> TASK
Pictures in the data below are not part of the copy; transcribe everything else exactly.

> DATA SHOWN
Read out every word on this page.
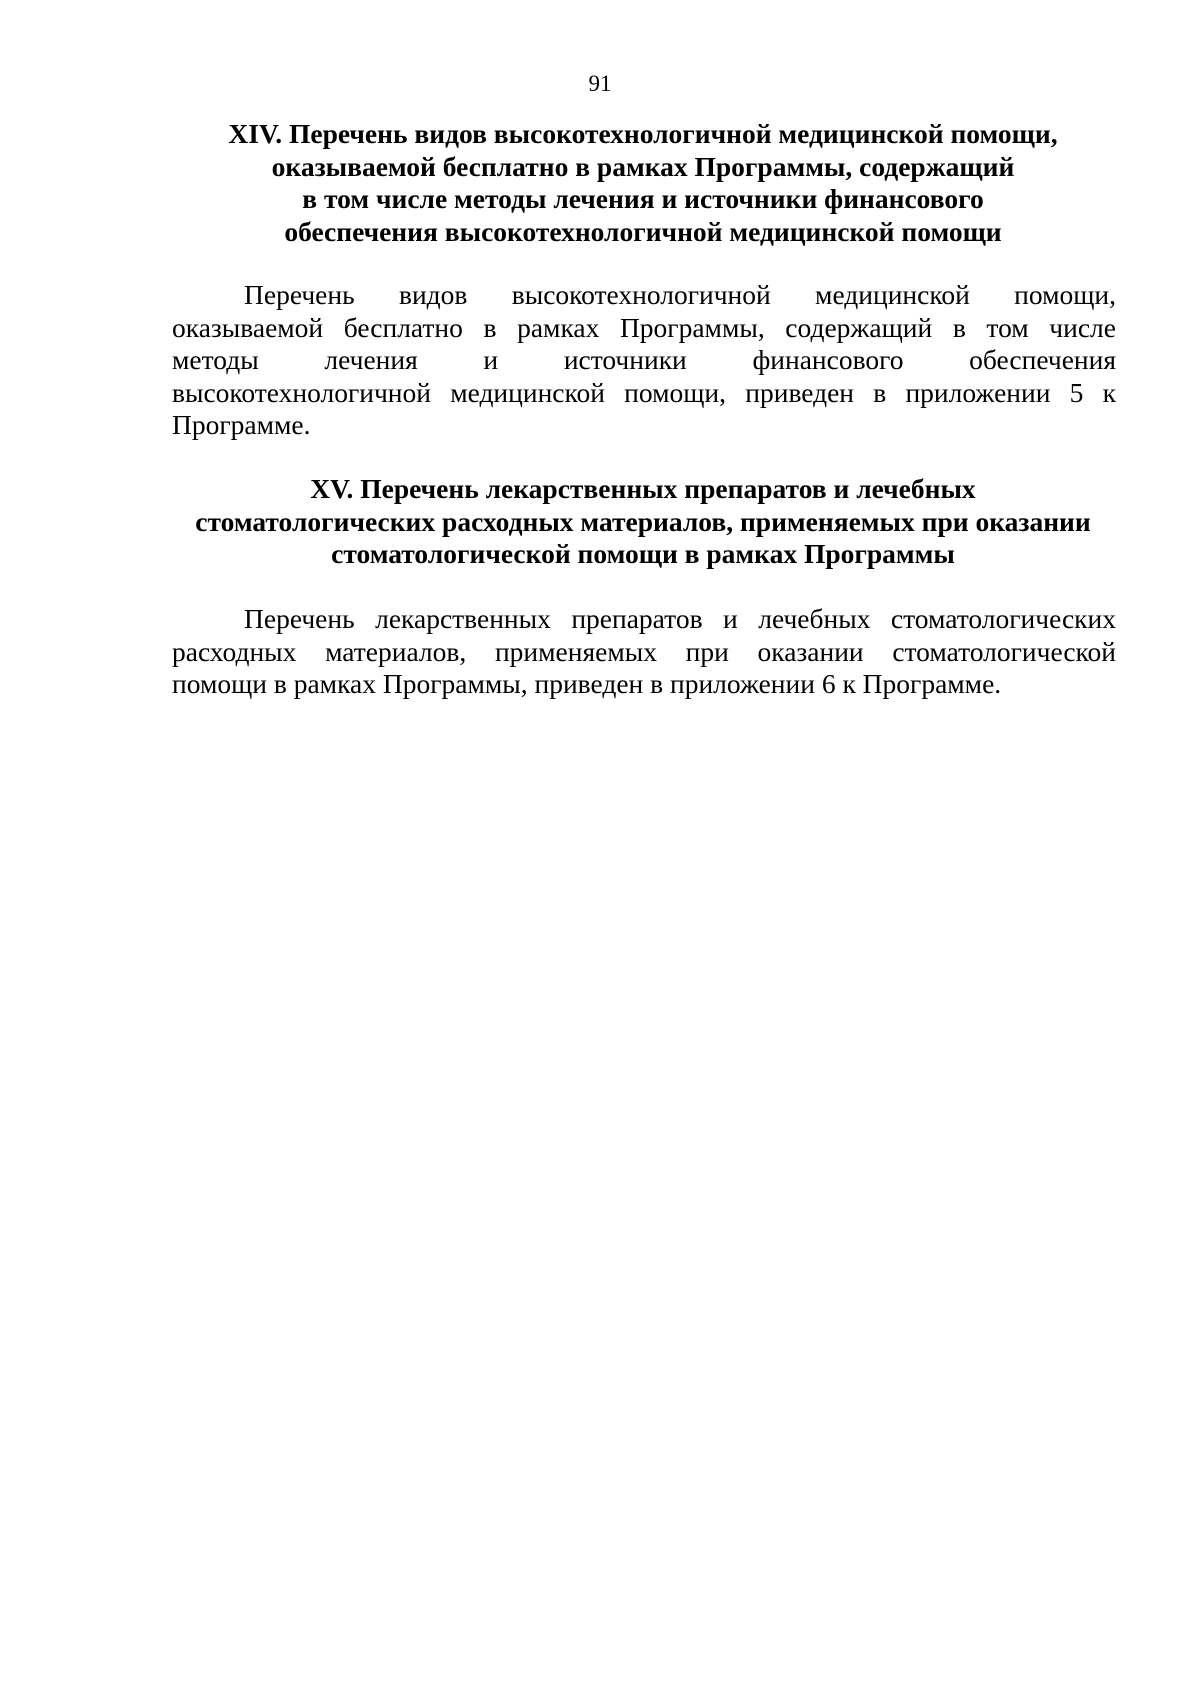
91
XIV. Перечень видов высокотехнологичной медицинской помощи,
оказываемой бесплатно в рамках Программы, содержащий
в том числе методы лечения и источники финансового
обеспечения высокотехнологичной медицинской помощи

Перечень видов высокотехнологичной медицинской помощи,
оказываемой бесплатно в рамках Программы, содержащий в том числе
методы лечения и источники финансового обеспечения
высокотехнологичной медицинской помощи, приведен в приложении 5 к
Программе.

XV. Перечень лекарственных препаратов и лечебных
стоматологических расходных материалов, применяемых при оказании
стоматологической помощи в рамках Программы

Перечень лекарственных препаратов и лечебных стоматологических
расходных материалов, применяемых при оказании стоматологической
помощи в рамках Программы, приведен в приложении 6 к Программе.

> SOLUTION FOR THIS PROBLEM
Read out every word on this page.
91
XIV. Перечень видов высокотехнологичной медицинской помощи,
оказываемой бесплатно в рамках Программы, содержащий
в том числе методы лечения и источники финансового
обеспечения высокотехнологичной медицинской помощи

Перечень видов высокотехнологичной медицинской помощи,
оказываемой бесплатно в рамках Программы, содержащий в том числе
методы лечения и источники финансового обеспечения
высокотехнологичной медицинской помощи, приведен в приложении 5 к
Программе.

XV. Перечень лекарственных препаратов и лечебных
стоматологических расходных материалов, применяемых при оказании
стоматологической помощи в рамках Программы

Перечень лекарственных препаратов и лечебных стоматологических
расходных материалов, применяемых при оказании стоматологической
помощи в рамках Программы, приведен в приложении 6 к Программе.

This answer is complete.